- WRITTEN TASK:
Print the listing below in its entirety, character for character.

- RECORDS TO PROCESS:
· · ·

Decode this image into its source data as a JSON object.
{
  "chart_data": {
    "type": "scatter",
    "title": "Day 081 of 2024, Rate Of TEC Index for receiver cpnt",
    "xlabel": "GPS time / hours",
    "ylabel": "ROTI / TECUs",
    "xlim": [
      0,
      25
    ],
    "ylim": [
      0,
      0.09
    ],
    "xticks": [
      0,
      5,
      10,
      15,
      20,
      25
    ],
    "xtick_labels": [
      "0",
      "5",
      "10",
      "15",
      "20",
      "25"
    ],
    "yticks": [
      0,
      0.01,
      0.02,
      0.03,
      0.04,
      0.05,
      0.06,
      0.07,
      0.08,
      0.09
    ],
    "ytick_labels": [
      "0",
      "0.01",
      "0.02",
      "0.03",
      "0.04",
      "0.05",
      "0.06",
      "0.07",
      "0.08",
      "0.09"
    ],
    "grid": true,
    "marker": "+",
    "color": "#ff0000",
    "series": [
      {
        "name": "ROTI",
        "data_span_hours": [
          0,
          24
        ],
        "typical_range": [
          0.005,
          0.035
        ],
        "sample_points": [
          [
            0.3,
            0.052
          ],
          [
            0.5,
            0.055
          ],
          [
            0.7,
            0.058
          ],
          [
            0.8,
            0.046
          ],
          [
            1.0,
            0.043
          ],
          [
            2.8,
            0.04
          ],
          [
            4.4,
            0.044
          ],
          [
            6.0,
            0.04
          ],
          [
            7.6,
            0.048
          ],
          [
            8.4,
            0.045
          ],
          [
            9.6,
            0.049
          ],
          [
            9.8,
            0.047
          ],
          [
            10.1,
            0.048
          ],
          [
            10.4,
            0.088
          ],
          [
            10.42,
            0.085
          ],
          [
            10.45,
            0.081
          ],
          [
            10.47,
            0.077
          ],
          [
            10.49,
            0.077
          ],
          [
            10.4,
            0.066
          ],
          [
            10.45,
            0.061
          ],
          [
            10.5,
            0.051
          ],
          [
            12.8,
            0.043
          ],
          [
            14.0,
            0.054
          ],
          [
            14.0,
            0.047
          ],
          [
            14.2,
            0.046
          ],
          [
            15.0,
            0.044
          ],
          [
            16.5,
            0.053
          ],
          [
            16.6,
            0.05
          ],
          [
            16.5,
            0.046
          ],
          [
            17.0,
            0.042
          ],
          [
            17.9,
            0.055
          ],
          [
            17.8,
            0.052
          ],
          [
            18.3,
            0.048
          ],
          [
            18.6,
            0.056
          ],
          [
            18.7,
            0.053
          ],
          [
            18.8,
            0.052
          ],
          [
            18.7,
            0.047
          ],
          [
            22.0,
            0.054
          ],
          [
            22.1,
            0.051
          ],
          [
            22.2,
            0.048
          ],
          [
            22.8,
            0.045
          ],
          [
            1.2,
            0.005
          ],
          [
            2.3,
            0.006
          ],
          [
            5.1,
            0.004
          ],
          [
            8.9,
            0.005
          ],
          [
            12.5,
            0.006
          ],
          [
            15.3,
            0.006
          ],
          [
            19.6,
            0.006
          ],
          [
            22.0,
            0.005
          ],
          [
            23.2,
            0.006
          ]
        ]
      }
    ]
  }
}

· · ·

- RESULT FOR THIS TASK:
Decode this image into its source data as a JSON object.
{
  "chart_data": {
    "type": "scatter",
    "title": "Day 081 of 2024, Rate Of TEC Index for receiver cpnt",
    "xlabel": "GPS time / hours",
    "ylabel": "ROTI / TECUs",
    "xlim": [
      0,
      25
    ],
    "ylim": [
      0,
      0.09
    ],
    "xticks": [
      0,
      5,
      10,
      15,
      20,
      25
    ],
    "xtick_labels": [
      "0",
      "5",
      "10",
      "15",
      "20",
      "25"
    ],
    "yticks": [
      0,
      0.01,
      0.02,
      0.03,
      0.04,
      0.05,
      0.06,
      0.07,
      0.08,
      0.09
    ],
    "ytick_labels": [
      "0",
      "0.01",
      "0.02",
      "0.03",
      "0.04",
      "0.05",
      "0.06",
      "0.07",
      "0.08",
      "0.09"
    ],
    "grid": true,
    "marker": "+",
    "color": "#ff0000",
    "series": [
      {
        "name": "ROTI",
        "data_span_hours": [
          0,
          24
        ],
        "typical_range": [
          0.005,
          0.035
        ],
        "sample_points": [
          [
            0.3,
            0.052
          ],
          [
            0.5,
            0.055
          ],
          [
            0.7,
            0.058
          ],
          [
            0.8,
            0.046
          ],
          [
            1.0,
            0.043
          ],
          [
            2.8,
            0.04
          ],
          [
            4.4,
            0.044
          ],
          [
            6.0,
            0.04
          ],
          [
            7.6,
            0.048
          ],
          [
            8.4,
            0.045
          ],
          [
            9.6,
            0.049
          ],
          [
            9.8,
            0.047
          ],
          [
            10.1,
            0.048
          ],
          [
            10.4,
            0.088
          ],
          [
            10.42,
            0.085
          ],
          [
            10.45,
            0.081
          ],
          [
            10.47,
            0.077
          ],
          [
            10.49,
            0.077
          ],
          [
            10.4,
            0.066
          ],
          [
            10.45,
            0.061
          ],
          [
            10.5,
            0.051
          ],
          [
            12.8,
            0.043
          ],
          [
            14.0,
            0.054
          ],
          [
            14.0,
            0.047
          ],
          [
            14.2,
            0.046
          ],
          [
            15.0,
            0.044
          ],
          [
            16.5,
            0.053
          ],
          [
            16.6,
            0.05
          ],
          [
            16.5,
            0.046
          ],
          [
            17.0,
            0.042
          ],
          [
            17.9,
            0.055
          ],
          [
            17.8,
            0.052
          ],
          [
            18.3,
            0.048
          ],
          [
            18.6,
            0.056
          ],
          [
            18.7,
            0.053
          ],
          [
            18.8,
            0.052
          ],
          [
            18.7,
            0.047
          ],
          [
            22.0,
            0.054
          ],
          [
            22.1,
            0.051
          ],
          [
            22.2,
            0.048
          ],
          [
            22.8,
            0.045
          ],
          [
            1.2,
            0.005
          ],
          [
            2.3,
            0.006
          ],
          [
            5.1,
            0.004
          ],
          [
            8.9,
            0.005
          ],
          [
            12.5,
            0.006
          ],
          [
            15.3,
            0.006
          ],
          [
            19.6,
            0.006
          ],
          [
            22.0,
            0.005
          ],
          [
            23.2,
            0.006
          ]
        ]
      }
    ]
  }
}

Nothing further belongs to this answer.